--- START OF Records for this exercise ---
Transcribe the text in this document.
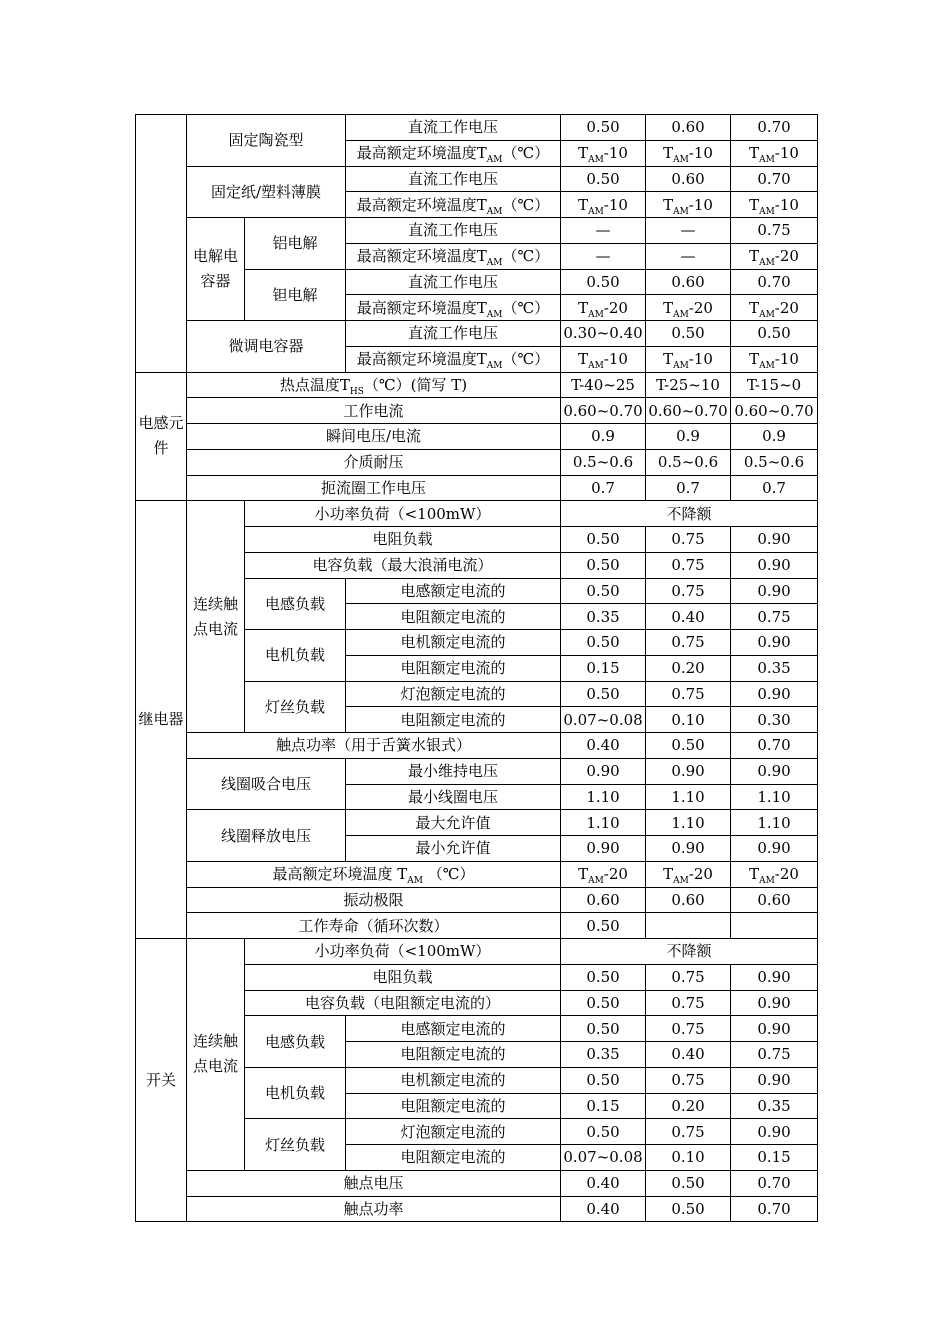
	固定陶瓷型		直流工作电压	0.50	0.60	0.70
			最高额定环境温度$T_{AM}(℃)$	$T_{AM}-10$	$T_{AM}-10$	$T_{AM}-10$
	固定纸/塑料薄膜		直流工作电压	0.50	0.60	0.70
			最高额定环境温度$T_{AM}(℃)$	$T_{AM}-10$	$T_{AM}-10$	$T_{AM}-10$
	电解电容器	铝电解	直流工作电压	—	—	0.75
			最高额定环境温度$T_{AM}(℃)$	—	—	$T_{AM}-20$
		钽电解	直流工作电压	0.50	0.60	0.70
			最高额定环境温度$T_{AM}(℃)$	$T_{AM}-20$	$T_{AM}-20$	$T_{AM}-20$
	微调电容器		直流工作电压	0.30~0.40	0.50	0.50
			最高额定环境温度$T_{AM}(℃)$	$T_{AM}-10$	$T_{AM}-10$	$T_{AM}-10$
电感元件	热点温度$T_{HS}(℃)$(简写 T)			T-40~25	T-25~10	T-15~0
	工作电流			0.60~0.70	0.60~0.70	0.60~0.70
	瞬间电压/电流			0.9	0.9	0.9
	介质耐压			0.5~0.6	0.5~0.6	0.5~0.6
	扼流圈工作电压			0.7	0.7	0.7
继电器	连续触点电流	小功率负荷（<100mW）		不降额		
		电阻负载		0.50	0.75	0.90
		电容负载（最大浪涌电流）		0.50	0.75	0.90
		电感负载	电感额定电流的	0.50	0.75	0.90
			电阻额定电流的	0.35	0.40	0.75
		电机负载	电机额定电流的	0.50	0.75	0.90
			电阻额定电流的	0.15	0.20	0.35
		灯丝负载	灯泡额定电流的	0.50	0.75	0.90
			电阻额定电流的	0.07~0.08	0.10	0.30
	触点功率（用于舌簧水银式）			0.40	0.50	0.70
	线圈吸合电压		最小维持电压	0.90	0.90	0.90
			最小线圈电压	1.10	1.10	1.10
	线圈释放电压		最大允许值	1.10	1.10	1.10
			最小允许值	0.90	0.90	0.90
	最高额定环境温度 $T_{AM}$ （℃）			$T_{AM}-20$	$T_{AM}-20$	$T_{AM}-20$
	振动极限			0.60	0.60	0.60
	工作寿命（循环次数）			0.50		
开关	连续触点电流	小功率负荷（<100mW）		不降额		
		电阻负载		0.50	0.75	0.90
		电容负载（电阻额定电流的）		0.50	0.75	0.90
		电感负载	电感额定电流的	0.50	0.75	0.90
			电阻额定电流的	0.35	0.40	0.75
		电机负载	电机额定电流的	0.50	0.75	0.90
			电阻额定电流的	0.15	0.20	0.35
		灯丝负载	灯泡额定电流的	0.50	0.75	0.90
			电阻额定电流的	0.07~0.08	0.10	0.15
	触点电压			0.40	0.50	0.70
	触点功率			0.40	0.50	0.70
--- END OF Records for this exercise ---
Challenge
Copy down every line of the material above that includes the string "电阻额定电流的".

Correct output
			电阻额定电流的	0.35	0.40	0.75
			电阻额定电流的	0.15	0.20	0.35
			电阻额定电流的	0.07~0.08	0.10	0.30
		电容负载（电阻额定电流的）		0.50	0.75	0.90
			电阻额定电流的	0.35	0.40	0.75
			电阻额定电流的	0.15	0.20	0.35
			电阻额定电流的	0.07~0.08	0.10	0.15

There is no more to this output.